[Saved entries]

** begin **

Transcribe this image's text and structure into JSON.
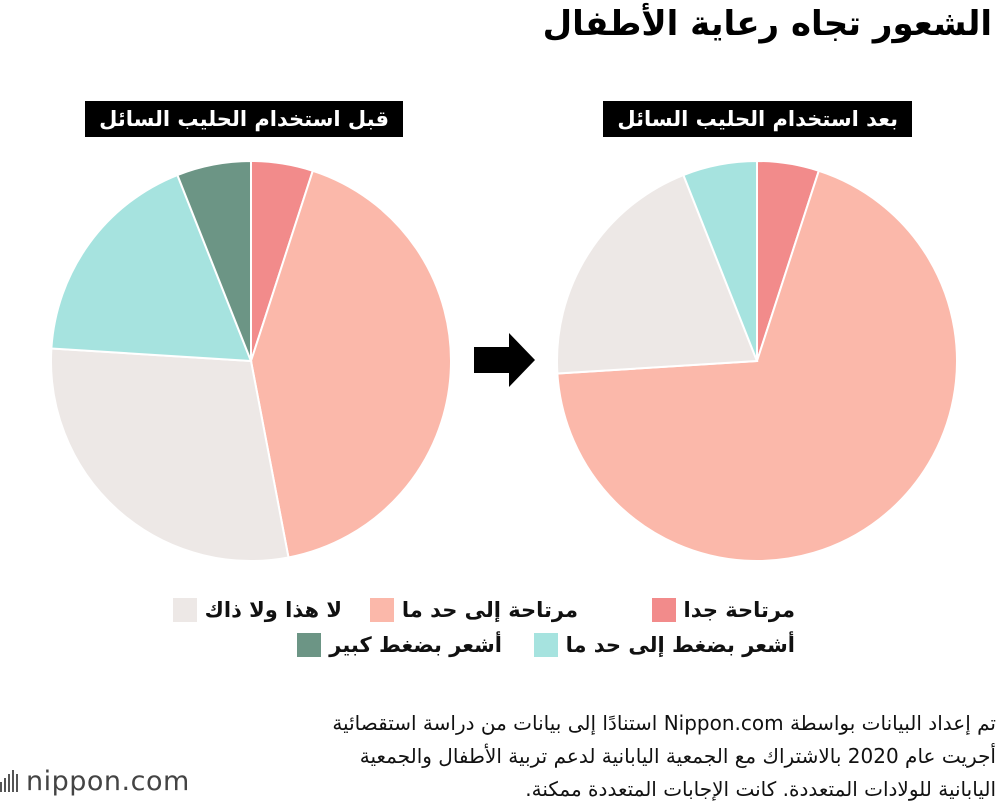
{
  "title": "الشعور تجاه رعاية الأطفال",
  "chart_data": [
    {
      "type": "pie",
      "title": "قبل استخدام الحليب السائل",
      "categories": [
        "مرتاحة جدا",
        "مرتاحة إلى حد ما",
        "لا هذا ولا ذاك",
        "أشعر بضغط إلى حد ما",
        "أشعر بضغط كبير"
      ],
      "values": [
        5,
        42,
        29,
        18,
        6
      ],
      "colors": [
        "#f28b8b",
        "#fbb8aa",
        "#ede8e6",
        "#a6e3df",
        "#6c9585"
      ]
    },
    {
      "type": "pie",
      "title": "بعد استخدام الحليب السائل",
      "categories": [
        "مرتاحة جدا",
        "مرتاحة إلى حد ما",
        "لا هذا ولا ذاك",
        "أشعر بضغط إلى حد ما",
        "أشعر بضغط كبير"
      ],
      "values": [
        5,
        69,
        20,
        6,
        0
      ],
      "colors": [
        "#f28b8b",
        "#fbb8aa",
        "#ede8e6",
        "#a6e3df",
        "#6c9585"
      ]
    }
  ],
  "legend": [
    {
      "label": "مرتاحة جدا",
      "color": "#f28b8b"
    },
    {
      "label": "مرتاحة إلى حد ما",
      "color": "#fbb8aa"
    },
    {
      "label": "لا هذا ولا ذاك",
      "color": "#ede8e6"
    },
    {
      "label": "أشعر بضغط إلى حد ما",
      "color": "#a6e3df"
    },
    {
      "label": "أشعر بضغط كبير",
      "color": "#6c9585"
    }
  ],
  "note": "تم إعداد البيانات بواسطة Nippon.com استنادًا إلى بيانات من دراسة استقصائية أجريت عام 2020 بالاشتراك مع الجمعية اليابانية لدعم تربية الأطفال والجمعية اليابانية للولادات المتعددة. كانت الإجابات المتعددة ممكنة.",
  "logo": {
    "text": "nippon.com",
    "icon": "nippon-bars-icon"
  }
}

** end **

#### [EXERCISE DETAILS]
Using the listing above, show every line that includes the string "label".

#### [SOLUTION TO THIS TASK]
      "label": "مرتاحة جدا",
      "label": "مرتاحة إلى حد ما",
      "label": "لا هذا ولا ذاك",
      "label": "أشعر بضغط إلى حد ما",
      "label": "أشعر بضغط كبير",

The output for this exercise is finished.